** START **

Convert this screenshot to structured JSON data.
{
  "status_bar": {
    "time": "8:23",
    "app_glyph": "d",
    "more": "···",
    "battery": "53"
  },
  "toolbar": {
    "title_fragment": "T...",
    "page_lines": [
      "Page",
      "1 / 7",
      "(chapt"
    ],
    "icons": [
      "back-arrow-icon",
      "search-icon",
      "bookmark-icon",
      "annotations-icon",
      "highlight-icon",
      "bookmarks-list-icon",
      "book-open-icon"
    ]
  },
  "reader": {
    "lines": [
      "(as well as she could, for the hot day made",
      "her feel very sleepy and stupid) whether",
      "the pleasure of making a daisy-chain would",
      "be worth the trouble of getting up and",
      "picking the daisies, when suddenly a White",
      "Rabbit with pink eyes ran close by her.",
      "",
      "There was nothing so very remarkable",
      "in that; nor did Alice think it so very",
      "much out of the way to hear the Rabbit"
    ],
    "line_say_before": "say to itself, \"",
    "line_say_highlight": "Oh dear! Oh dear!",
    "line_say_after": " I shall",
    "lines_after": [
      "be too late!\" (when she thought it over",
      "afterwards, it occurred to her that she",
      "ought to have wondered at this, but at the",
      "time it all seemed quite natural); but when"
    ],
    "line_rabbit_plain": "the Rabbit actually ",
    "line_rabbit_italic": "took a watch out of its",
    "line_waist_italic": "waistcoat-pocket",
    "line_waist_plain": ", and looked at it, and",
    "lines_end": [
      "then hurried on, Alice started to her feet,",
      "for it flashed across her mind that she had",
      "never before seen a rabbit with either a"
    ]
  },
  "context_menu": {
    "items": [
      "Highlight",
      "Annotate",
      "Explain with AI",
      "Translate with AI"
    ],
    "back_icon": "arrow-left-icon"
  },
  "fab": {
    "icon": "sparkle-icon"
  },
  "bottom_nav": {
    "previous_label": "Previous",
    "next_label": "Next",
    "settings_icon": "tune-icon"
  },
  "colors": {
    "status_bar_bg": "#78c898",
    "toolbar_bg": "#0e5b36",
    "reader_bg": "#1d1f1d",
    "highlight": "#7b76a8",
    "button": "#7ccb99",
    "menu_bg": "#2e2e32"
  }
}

** END **

> EXERCISE PROMPT: Type out all of the material again, word for word.

> OUTPUT OF THE TASK:
Convert this screenshot to structured JSON data.
{
  "status_bar": {
    "time": "8:23",
    "app_glyph": "d",
    "more": "···",
    "battery": "53"
  },
  "toolbar": {
    "title_fragment": "T...",
    "page_lines": [
      "Page",
      "1 / 7",
      "(chapt"
    ],
    "icons": [
      "back-arrow-icon",
      "search-icon",
      "bookmark-icon",
      "annotations-icon",
      "highlight-icon",
      "bookmarks-list-icon",
      "book-open-icon"
    ]
  },
  "reader": {
    "lines": [
      "(as well as she could, for the hot day made",
      "her feel very sleepy and stupid) whether",
      "the pleasure of making a daisy-chain would",
      "be worth the trouble of getting up and",
      "picking the daisies, when suddenly a White",
      "Rabbit with pink eyes ran close by her.",
      "",
      "There was nothing so very remarkable",
      "in that; nor did Alice think it so very",
      "much out of the way to hear the Rabbit"
    ],
    "line_say_before": "say to itself, \"",
    "line_say_highlight": "Oh dear! Oh dear!",
    "line_say_after": " I shall",
    "lines_after": [
      "be too late!\" (when she thought it over",
      "afterwards, it occurred to her that she",
      "ought to have wondered at this, but at the",
      "time it all seemed quite natural); but when"
    ],
    "line_rabbit_plain": "the Rabbit actually ",
    "line_rabbit_italic": "took a watch out of its",
    "line_waist_italic": "waistcoat-pocket",
    "line_waist_plain": ", and looked at it, and",
    "lines_end": [
      "then hurried on, Alice started to her feet,",
      "for it flashed across her mind that she had",
      "never before seen a rabbit with either a"
    ]
  },
  "context_menu": {
    "items": [
      "Highlight",
      "Annotate",
      "Explain with AI",
      "Translate with AI"
    ],
    "back_icon": "arrow-left-icon"
  },
  "fab": {
    "icon": "sparkle-icon"
  },
  "bottom_nav": {
    "previous_label": "Previous",
    "next_label": "Next",
    "settings_icon": "tune-icon"
  },
  "colors": {
    "status_bar_bg": "#78c898",
    "toolbar_bg": "#0e5b36",
    "reader_bg": "#1d1f1d",
    "highlight": "#7b76a8",
    "button": "#7ccb99",
    "menu_bg": "#2e2e32"
  }
}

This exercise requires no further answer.